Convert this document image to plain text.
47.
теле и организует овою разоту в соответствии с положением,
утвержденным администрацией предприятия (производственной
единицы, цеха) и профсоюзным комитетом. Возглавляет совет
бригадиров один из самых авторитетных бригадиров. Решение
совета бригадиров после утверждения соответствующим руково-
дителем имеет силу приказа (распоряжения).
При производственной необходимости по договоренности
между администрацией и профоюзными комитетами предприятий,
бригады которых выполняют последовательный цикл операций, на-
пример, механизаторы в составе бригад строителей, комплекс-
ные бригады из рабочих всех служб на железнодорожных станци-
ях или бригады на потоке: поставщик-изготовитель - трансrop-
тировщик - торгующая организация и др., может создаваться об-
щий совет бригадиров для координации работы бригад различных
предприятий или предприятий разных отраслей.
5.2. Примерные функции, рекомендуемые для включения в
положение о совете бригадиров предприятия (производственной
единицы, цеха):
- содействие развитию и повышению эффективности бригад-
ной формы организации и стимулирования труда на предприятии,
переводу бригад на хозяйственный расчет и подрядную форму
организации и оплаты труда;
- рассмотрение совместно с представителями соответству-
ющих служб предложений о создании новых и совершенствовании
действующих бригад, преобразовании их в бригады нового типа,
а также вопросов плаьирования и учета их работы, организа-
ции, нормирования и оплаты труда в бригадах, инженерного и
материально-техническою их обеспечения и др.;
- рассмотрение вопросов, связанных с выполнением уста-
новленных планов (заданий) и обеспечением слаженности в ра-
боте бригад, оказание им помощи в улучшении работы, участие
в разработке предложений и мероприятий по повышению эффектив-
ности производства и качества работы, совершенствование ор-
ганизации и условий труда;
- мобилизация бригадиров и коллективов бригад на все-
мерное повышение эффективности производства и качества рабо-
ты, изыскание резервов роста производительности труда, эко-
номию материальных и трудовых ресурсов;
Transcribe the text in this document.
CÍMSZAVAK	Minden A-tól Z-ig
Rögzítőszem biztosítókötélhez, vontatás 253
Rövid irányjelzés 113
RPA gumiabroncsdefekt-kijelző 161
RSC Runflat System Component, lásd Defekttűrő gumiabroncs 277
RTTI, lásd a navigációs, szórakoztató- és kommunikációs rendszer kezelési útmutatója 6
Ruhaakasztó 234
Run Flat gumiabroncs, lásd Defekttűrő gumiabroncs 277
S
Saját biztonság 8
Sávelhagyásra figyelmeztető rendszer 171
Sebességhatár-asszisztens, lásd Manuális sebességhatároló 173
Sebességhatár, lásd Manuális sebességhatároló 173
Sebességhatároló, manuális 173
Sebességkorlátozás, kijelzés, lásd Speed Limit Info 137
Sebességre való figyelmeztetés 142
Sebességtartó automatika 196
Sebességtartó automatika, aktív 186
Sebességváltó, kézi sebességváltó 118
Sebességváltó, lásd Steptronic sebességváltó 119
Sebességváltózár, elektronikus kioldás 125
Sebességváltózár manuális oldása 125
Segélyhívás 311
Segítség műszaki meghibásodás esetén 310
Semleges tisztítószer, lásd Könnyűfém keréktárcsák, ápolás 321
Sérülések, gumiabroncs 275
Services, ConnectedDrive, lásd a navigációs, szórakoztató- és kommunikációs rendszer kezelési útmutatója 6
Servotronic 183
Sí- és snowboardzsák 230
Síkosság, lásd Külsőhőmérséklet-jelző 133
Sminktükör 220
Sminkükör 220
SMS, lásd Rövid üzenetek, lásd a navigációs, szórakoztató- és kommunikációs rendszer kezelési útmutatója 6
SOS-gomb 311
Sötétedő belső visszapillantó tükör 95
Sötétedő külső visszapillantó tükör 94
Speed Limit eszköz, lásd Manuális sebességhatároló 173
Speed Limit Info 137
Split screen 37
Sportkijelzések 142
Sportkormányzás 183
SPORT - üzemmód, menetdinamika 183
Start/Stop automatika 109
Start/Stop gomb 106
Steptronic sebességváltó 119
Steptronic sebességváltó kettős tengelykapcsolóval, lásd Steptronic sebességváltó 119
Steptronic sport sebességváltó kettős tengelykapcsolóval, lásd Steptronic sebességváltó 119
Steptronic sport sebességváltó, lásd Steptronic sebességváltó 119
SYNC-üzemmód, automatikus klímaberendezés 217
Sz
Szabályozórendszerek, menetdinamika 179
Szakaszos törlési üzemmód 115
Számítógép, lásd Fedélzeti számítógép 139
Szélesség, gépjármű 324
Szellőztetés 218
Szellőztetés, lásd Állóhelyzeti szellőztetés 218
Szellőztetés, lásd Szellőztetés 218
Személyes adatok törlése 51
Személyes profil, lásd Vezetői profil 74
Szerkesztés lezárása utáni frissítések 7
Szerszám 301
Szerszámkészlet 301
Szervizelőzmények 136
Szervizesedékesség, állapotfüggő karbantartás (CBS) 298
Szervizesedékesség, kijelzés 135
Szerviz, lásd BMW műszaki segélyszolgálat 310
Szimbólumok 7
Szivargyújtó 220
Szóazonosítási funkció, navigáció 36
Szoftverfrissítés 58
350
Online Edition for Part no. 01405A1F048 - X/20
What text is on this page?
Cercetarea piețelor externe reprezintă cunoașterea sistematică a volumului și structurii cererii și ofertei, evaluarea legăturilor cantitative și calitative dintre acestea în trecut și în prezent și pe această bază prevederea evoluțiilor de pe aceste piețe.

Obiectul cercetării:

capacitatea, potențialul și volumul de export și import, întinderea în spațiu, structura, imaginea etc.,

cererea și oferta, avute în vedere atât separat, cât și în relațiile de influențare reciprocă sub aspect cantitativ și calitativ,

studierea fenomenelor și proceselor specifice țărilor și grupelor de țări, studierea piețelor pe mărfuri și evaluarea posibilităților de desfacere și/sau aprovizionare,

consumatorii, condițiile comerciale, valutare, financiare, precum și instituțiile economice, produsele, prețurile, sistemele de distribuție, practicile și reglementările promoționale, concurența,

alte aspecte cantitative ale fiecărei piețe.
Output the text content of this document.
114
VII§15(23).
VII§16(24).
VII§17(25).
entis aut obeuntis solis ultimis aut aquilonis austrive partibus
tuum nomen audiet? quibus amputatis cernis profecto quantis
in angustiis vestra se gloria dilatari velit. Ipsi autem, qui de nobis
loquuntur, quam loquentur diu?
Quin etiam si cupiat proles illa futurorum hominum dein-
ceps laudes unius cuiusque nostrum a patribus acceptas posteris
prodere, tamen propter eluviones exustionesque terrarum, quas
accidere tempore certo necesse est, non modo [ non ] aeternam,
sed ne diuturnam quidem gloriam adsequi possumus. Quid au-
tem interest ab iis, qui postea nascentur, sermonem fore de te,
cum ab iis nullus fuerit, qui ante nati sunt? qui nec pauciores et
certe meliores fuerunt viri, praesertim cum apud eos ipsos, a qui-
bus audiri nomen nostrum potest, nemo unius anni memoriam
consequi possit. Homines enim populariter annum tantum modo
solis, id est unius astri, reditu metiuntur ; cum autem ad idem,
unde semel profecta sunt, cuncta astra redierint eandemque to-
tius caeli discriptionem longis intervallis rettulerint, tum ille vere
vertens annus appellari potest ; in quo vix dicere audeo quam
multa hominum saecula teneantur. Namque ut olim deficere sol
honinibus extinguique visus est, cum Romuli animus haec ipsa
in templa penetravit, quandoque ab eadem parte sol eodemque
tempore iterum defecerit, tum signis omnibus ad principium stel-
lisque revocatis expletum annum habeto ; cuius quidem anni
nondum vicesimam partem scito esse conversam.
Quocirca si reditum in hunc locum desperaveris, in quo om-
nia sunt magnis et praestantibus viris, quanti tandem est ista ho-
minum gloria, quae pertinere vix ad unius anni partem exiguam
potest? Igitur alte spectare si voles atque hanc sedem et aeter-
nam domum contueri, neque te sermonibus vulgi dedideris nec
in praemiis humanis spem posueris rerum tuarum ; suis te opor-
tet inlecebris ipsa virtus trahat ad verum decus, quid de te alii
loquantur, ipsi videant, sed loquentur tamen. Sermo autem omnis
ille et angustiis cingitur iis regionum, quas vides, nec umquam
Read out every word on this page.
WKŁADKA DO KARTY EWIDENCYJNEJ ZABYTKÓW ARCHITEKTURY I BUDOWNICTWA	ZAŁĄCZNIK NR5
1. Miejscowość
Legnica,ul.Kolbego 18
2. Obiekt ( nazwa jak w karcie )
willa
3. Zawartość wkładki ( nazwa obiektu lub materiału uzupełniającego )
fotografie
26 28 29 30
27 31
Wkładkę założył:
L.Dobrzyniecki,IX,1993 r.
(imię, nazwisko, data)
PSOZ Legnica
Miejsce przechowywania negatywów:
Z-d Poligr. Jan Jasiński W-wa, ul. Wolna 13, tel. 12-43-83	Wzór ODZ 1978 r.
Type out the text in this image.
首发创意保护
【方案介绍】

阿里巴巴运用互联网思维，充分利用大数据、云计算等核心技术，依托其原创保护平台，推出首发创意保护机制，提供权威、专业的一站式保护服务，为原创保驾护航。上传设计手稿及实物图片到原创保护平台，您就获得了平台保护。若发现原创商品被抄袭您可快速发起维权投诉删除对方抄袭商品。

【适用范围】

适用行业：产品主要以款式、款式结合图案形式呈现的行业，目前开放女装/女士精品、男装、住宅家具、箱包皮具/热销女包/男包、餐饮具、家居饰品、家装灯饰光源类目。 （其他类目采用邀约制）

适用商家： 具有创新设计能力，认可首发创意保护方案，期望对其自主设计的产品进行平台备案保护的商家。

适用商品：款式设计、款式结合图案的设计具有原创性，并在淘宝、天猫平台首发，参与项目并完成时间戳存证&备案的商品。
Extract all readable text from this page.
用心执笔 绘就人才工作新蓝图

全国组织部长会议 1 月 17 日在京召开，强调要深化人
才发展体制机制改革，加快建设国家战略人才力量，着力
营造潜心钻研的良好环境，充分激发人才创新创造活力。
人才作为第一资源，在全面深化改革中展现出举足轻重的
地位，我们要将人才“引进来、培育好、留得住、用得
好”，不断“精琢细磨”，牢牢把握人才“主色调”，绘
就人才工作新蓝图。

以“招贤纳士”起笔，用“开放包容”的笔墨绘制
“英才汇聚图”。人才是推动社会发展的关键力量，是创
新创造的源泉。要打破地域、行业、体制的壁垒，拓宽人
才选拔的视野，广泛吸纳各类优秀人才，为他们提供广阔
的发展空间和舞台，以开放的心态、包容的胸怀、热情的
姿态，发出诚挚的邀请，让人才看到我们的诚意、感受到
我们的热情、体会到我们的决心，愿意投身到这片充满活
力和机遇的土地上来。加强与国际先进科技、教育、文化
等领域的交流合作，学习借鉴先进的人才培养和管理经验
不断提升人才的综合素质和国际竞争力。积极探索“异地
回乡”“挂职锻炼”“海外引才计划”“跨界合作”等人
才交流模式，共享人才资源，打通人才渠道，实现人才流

§ **Task statement**: Scan the material above for the string "цеха" and report each line where you find it.

§ **Reply to the task**:
единицы, цеха) и профсоюзным комитетом. Возглавляет совет
единицы, цеха):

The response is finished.